◆ Exercise description: Write the data out again, character for character, with no images.

◆ Records for the task:

_ _ _ _

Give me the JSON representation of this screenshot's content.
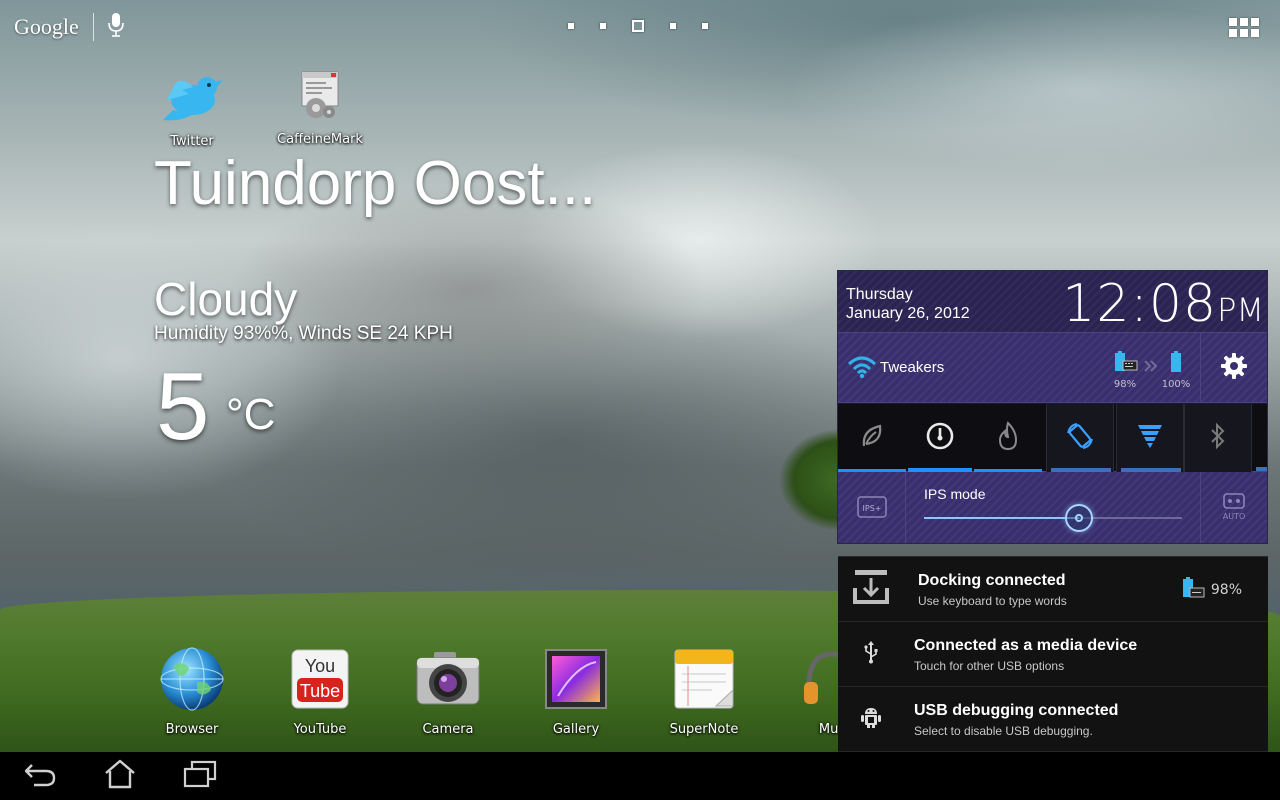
{
  "top_bar": {
    "google_label": "Google",
    "page_count": 5,
    "active_page": 3
  },
  "shortcuts": [
    {
      "label": "Twitter",
      "icon": "twitter-bird-icon"
    },
    {
      "label": "CaffeineMark",
      "icon": "caffeinemark-icon"
    }
  ],
  "weather": {
    "city": "Tuindorp Oost...",
    "condition": "Cloudy",
    "details": "Humidity 93%%, Winds SE 24 KPH",
    "temperature": "5",
    "unit": "°C"
  },
  "dock": [
    {
      "label": "Browser",
      "icon": "browser-globe-icon"
    },
    {
      "label": "YouTube",
      "icon": "youtube-icon"
    },
    {
      "label": "Camera",
      "icon": "camera-icon"
    },
    {
      "label": "Gallery",
      "icon": "gallery-icon"
    },
    {
      "label": "SuperNote",
      "icon": "supernote-icon"
    },
    {
      "label": "Mus",
      "icon": "music-headphones-icon"
    }
  ],
  "quick_settings": {
    "day": "Thursday",
    "date": "January 26, 2012",
    "time": "12:08",
    "ampm": "PM",
    "wifi_name": "Tweakers",
    "dock_battery_pct": "98%",
    "tablet_battery_pct": "100%",
    "toggles": [
      "power-saving-icon",
      "balanced-mode-icon",
      "performance-mode-icon",
      "auto-rotate-icon",
      "wifi-toggle-icon",
      "bluetooth-icon"
    ],
    "ips_label": "IPS mode",
    "ips_icon_label": "IPS+",
    "auto_label": "AUTO",
    "brightness_level": 0.6,
    "accent_color": "#1e90ff"
  },
  "notifications": [
    {
      "title": "Docking connected",
      "subtitle": "Use keyboard to type words",
      "icon": "docking-icon",
      "battery_pct": "98%"
    },
    {
      "title": "Connected as a media device",
      "subtitle": "Touch for other USB options",
      "icon": "usb-icon"
    },
    {
      "title": "USB debugging connected",
      "subtitle": "Select to disable USB debugging.",
      "icon": "android-debug-icon"
    }
  ]
}
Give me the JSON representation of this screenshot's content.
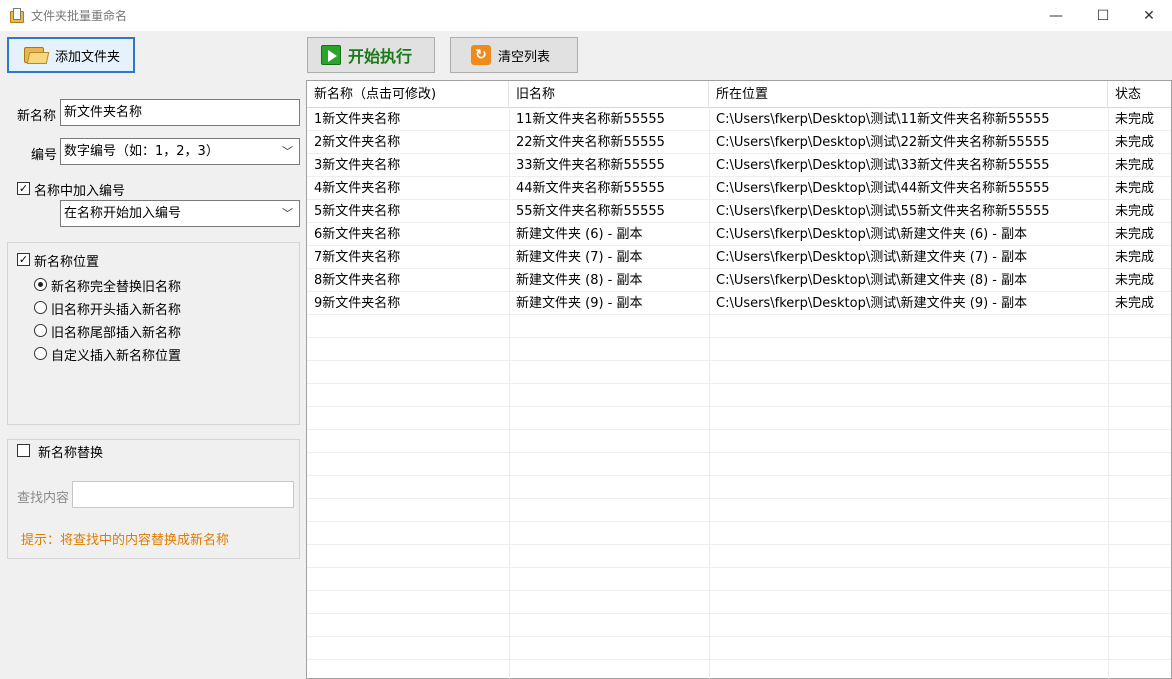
{
  "window": {
    "title": "文件夹批量重命名",
    "minimize": "—",
    "maximize": "☐",
    "close": "✕"
  },
  "toolbar": {
    "add_folder_label": "添加文件夹",
    "start_label": "开始执行",
    "clear_label": "清空列表"
  },
  "form": {
    "new_name_label": "新名称",
    "new_name_value": "新文件夹名称",
    "numbering_label": "编号",
    "numbering_value": "数字编号（如：1，2，3）",
    "add_number_checkbox_label": "名称中加入编号",
    "add_number_checked": true,
    "number_position_value": "在名称开始加入编号",
    "position_group_label": "新名称位置",
    "position_group_checked": true,
    "position_options": [
      {
        "label": "新名称完全替换旧名称",
        "selected": true
      },
      {
        "label": "旧名称开头插入新名称",
        "selected": false
      },
      {
        "label": "旧名称尾部插入新名称",
        "selected": false
      },
      {
        "label": "自定义插入新名称位置",
        "selected": false
      }
    ],
    "replace_group_label": "新名称替换",
    "replace_checked": false,
    "find_label": "查找内容",
    "find_value": "",
    "hint": "提示：将查找中的内容替换成新名称"
  },
  "table": {
    "columns": [
      "新名称（点击可修改)",
      "旧名称",
      "所在位置",
      "状态"
    ],
    "rows": [
      [
        "1新文件夹名称",
        "11新文件夹名称新55555",
        "C:\\Users\\fkerp\\Desktop\\测试\\11新文件夹名称新55555",
        "未完成"
      ],
      [
        "2新文件夹名称",
        "22新文件夹名称新55555",
        "C:\\Users\\fkerp\\Desktop\\测试\\22新文件夹名称新55555",
        "未完成"
      ],
      [
        "3新文件夹名称",
        "33新文件夹名称新55555",
        "C:\\Users\\fkerp\\Desktop\\测试\\33新文件夹名称新55555",
        "未完成"
      ],
      [
        "4新文件夹名称",
        "44新文件夹名称新55555",
        "C:\\Users\\fkerp\\Desktop\\测试\\44新文件夹名称新55555",
        "未完成"
      ],
      [
        "5新文件夹名称",
        "55新文件夹名称新55555",
        "C:\\Users\\fkerp\\Desktop\\测试\\55新文件夹名称新55555",
        "未完成"
      ],
      [
        "6新文件夹名称",
        "新建文件夹 (6) - 副本",
        "C:\\Users\\fkerp\\Desktop\\测试\\新建文件夹 (6) - 副本",
        "未完成"
      ],
      [
        "7新文件夹名称",
        "新建文件夹 (7) - 副本",
        "C:\\Users\\fkerp\\Desktop\\测试\\新建文件夹 (7) - 副本",
        "未完成"
      ],
      [
        "8新文件夹名称",
        "新建文件夹 (8) - 副本",
        "C:\\Users\\fkerp\\Desktop\\测试\\新建文件夹 (8) - 副本",
        "未完成"
      ],
      [
        "9新文件夹名称",
        "新建文件夹 (9) - 副本",
        "C:\\Users\\fkerp\\Desktop\\测试\\新建文件夹 (9) - 副本",
        "未完成"
      ]
    ]
  }
}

_ _ _ _

◆ Exercise solution:
Give me the JSON representation of this screenshot's content.
{
  "top_bar": {
    "google_label": "Google",
    "page_count": 5,
    "active_page": 3
  },
  "shortcuts": [
    {
      "label": "Twitter",
      "icon": "twitter-bird-icon"
    },
    {
      "label": "CaffeineMark",
      "icon": "caffeinemark-icon"
    }
  ],
  "weather": {
    "city": "Tuindorp Oost...",
    "condition": "Cloudy",
    "details": "Humidity 93%%, Winds SE 24 KPH",
    "temperature": "5",
    "unit": "°C"
  },
  "dock": [
    {
      "label": "Browser",
      "icon": "browser-globe-icon"
    },
    {
      "label": "YouTube",
      "icon": "youtube-icon"
    },
    {
      "label": "Camera",
      "icon": "camera-icon"
    },
    {
      "label": "Gallery",
      "icon": "gallery-icon"
    },
    {
      "label": "SuperNote",
      "icon": "supernote-icon"
    },
    {
      "label": "Mus",
      "icon": "music-headphones-icon"
    }
  ],
  "quick_settings": {
    "day": "Thursday",
    "date": "January 26, 2012",
    "time": "12:08",
    "ampm": "PM",
    "wifi_name": "Tweakers",
    "dock_battery_pct": "98%",
    "tablet_battery_pct": "100%",
    "toggles": [
      "power-saving-icon",
      "balanced-mode-icon",
      "performance-mode-icon",
      "auto-rotate-icon",
      "wifi-toggle-icon",
      "bluetooth-icon"
    ],
    "ips_label": "IPS mode",
    "ips_icon_label": "IPS+",
    "auto_label": "AUTO",
    "brightness_level": 0.6,
    "accent_color": "#1e90ff"
  },
  "notifications": [
    {
      "title": "Docking connected",
      "subtitle": "Use keyboard to type words",
      "icon": "docking-icon",
      "battery_pct": "98%"
    },
    {
      "title": "Connected as a media device",
      "subtitle": "Touch for other USB options",
      "icon": "usb-icon"
    },
    {
      "title": "USB debugging connected",
      "subtitle": "Select to disable USB debugging.",
      "icon": "android-debug-icon"
    }
  ]
}
Give me the JSON representation of this screenshot's content.
{
  "window": {
    "title": "文件夹批量重命名",
    "minimize": "—",
    "maximize": "☐",
    "close": "✕"
  },
  "toolbar": {
    "add_folder_label": "添加文件夹",
    "start_label": "开始执行",
    "clear_label": "清空列表"
  },
  "form": {
    "new_name_label": "新名称",
    "new_name_value": "新文件夹名称",
    "numbering_label": "编号",
    "numbering_value": "数字编号（如：1，2，3）",
    "add_number_checkbox_label": "名称中加入编号",
    "add_number_checked": true,
    "number_position_value": "在名称开始加入编号",
    "position_group_label": "新名称位置",
    "position_group_checked": true,
    "position_options": [
      {
        "label": "新名称完全替换旧名称",
        "selected": true
      },
      {
        "label": "旧名称开头插入新名称",
        "selected": false
      },
      {
        "label": "旧名称尾部插入新名称",
        "selected": false
      },
      {
        "label": "自定义插入新名称位置",
        "selected": false
      }
    ],
    "replace_group_label": "新名称替换",
    "replace_checked": false,
    "find_label": "查找内容",
    "find_value": "",
    "hint": "提示：将查找中的内容替换成新名称"
  },
  "table": {
    "columns": [
      "新名称（点击可修改)",
      "旧名称",
      "所在位置",
      "状态"
    ],
    "rows": [
      [
        "1新文件夹名称",
        "11新文件夹名称新55555",
        "C:\\Users\\fkerp\\Desktop\\测试\\11新文件夹名称新55555",
        "未完成"
      ],
      [
        "2新文件夹名称",
        "22新文件夹名称新55555",
        "C:\\Users\\fkerp\\Desktop\\测试\\22新文件夹名称新55555",
        "未完成"
      ],
      [
        "3新文件夹名称",
        "33新文件夹名称新55555",
        "C:\\Users\\fkerp\\Desktop\\测试\\33新文件夹名称新55555",
        "未完成"
      ],
      [
        "4新文件夹名称",
        "44新文件夹名称新55555",
        "C:\\Users\\fkerp\\Desktop\\测试\\44新文件夹名称新55555",
        "未完成"
      ],
      [
        "5新文件夹名称",
        "55新文件夹名称新55555",
        "C:\\Users\\fkerp\\Desktop\\测试\\55新文件夹名称新55555",
        "未完成"
      ],
      [
        "6新文件夹名称",
        "新建文件夹 (6) - 副本",
        "C:\\Users\\fkerp\\Desktop\\测试\\新建文件夹 (6) - 副本",
        "未完成"
      ],
      [
        "7新文件夹名称",
        "新建文件夹 (7) - 副本",
        "C:\\Users\\fkerp\\Desktop\\测试\\新建文件夹 (7) - 副本",
        "未完成"
      ],
      [
        "8新文件夹名称",
        "新建文件夹 (8) - 副本",
        "C:\\Users\\fkerp\\Desktop\\测试\\新建文件夹 (8) - 副本",
        "未完成"
      ],
      [
        "9新文件夹名称",
        "新建文件夹 (9) - 副本",
        "C:\\Users\\fkerp\\Desktop\\测试\\新建文件夹 (9) - 副本",
        "未完成"
      ]
    ]
  }
}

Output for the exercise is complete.